• [Goal]:
State only how many lines contain the string "Temperaturfühler".

-*-*-

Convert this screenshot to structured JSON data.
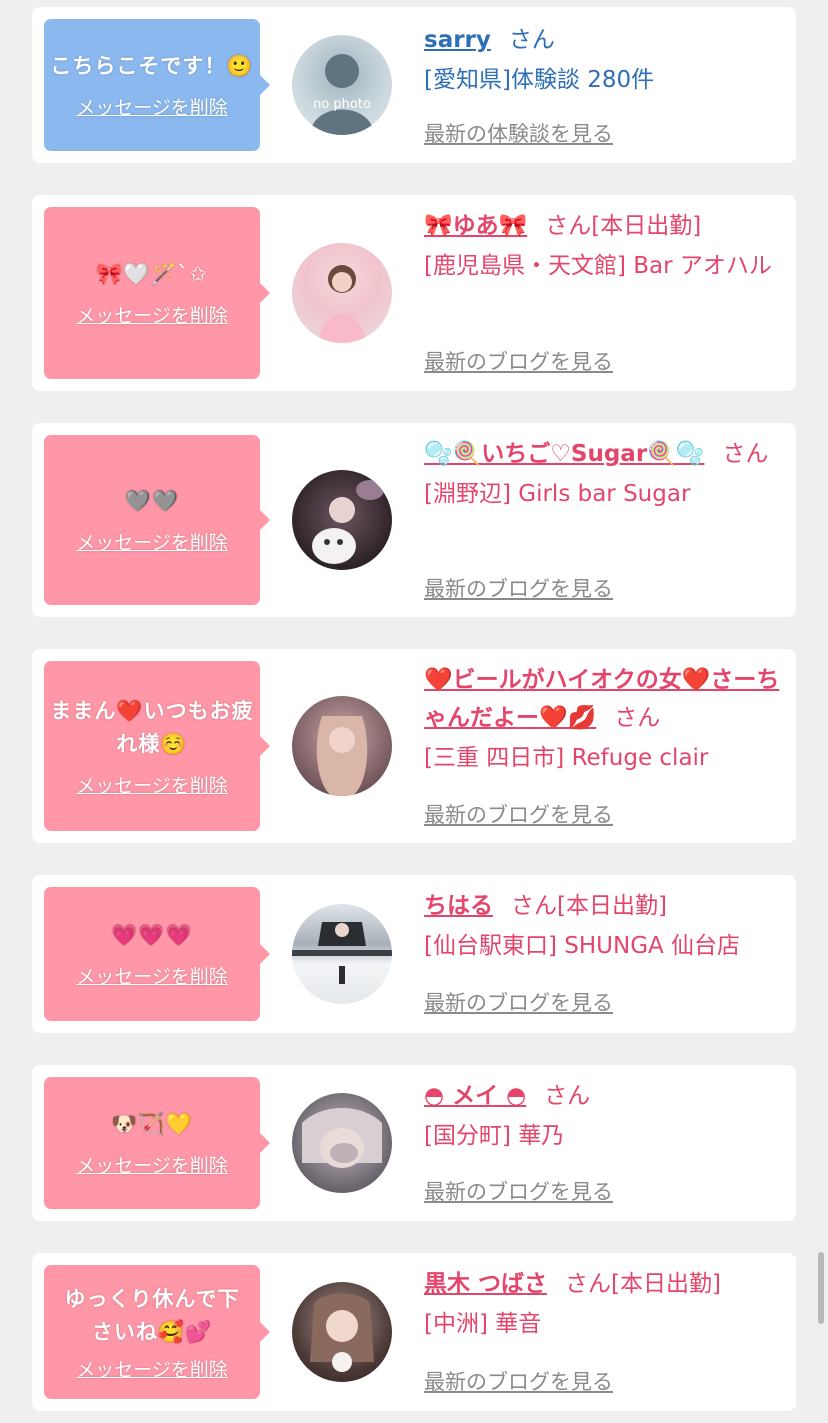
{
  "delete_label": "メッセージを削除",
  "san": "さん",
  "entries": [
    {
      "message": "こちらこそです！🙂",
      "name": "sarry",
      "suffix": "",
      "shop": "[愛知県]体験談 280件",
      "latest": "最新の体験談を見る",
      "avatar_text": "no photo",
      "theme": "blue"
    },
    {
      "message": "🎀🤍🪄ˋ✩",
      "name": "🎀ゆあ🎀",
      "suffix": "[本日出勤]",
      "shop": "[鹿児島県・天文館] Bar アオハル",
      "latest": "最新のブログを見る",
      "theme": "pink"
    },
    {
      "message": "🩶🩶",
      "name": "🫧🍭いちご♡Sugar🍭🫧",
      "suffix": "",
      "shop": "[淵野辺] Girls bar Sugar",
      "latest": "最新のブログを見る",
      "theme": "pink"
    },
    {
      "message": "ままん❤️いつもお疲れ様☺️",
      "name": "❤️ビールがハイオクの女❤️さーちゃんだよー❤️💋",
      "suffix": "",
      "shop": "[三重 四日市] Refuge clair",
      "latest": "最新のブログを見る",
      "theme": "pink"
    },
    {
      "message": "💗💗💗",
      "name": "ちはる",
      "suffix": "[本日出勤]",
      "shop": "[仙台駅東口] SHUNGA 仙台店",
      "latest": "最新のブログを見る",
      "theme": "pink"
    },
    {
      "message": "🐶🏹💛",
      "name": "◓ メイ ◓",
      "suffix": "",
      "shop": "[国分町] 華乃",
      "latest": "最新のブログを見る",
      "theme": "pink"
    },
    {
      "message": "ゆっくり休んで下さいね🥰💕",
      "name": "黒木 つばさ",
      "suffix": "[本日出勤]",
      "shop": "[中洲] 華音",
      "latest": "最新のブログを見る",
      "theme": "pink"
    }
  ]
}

-*-*-

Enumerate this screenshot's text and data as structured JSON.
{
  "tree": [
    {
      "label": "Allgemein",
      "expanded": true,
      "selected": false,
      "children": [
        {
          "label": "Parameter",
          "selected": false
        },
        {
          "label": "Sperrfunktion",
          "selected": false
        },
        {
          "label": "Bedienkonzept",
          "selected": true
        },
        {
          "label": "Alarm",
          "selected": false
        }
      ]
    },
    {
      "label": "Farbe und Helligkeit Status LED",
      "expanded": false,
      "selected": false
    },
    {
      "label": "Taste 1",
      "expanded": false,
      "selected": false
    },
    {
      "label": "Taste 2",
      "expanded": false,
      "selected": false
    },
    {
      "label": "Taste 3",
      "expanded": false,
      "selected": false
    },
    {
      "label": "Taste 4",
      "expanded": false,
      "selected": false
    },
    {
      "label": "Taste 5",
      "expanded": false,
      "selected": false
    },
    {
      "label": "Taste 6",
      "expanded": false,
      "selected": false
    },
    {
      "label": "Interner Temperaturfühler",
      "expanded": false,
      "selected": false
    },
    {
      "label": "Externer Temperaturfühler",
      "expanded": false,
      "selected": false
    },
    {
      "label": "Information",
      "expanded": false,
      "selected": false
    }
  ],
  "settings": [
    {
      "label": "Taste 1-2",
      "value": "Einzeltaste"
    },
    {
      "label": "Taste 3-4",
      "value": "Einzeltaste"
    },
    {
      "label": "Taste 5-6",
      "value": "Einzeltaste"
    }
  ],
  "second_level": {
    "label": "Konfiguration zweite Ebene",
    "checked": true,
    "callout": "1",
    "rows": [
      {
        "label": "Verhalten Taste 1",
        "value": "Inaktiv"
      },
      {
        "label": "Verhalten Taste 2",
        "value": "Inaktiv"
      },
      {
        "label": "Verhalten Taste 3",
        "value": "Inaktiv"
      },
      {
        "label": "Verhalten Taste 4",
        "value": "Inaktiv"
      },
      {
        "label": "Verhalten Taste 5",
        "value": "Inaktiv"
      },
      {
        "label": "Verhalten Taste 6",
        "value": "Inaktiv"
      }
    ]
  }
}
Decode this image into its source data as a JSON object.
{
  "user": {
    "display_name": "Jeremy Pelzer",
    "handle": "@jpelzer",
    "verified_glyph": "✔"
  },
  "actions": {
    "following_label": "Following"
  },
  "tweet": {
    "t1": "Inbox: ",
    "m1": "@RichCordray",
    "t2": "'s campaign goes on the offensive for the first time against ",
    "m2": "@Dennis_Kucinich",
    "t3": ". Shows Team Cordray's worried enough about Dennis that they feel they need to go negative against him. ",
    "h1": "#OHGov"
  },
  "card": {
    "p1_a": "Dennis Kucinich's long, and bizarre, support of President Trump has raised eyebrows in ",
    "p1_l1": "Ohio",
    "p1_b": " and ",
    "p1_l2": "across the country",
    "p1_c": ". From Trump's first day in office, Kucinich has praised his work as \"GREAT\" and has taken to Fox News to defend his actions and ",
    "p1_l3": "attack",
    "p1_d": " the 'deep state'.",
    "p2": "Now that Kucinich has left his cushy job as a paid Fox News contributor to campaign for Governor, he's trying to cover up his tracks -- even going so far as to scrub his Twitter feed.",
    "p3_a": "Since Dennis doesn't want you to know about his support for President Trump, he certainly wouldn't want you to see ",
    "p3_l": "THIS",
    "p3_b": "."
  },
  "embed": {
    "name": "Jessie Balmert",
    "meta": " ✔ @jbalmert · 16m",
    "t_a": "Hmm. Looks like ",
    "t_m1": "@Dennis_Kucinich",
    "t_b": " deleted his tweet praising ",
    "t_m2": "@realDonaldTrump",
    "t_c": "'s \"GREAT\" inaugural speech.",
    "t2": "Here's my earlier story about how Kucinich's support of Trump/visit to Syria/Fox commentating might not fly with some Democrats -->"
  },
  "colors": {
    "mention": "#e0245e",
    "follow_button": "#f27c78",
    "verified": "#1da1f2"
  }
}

-*-*-

• [Solution below]:
2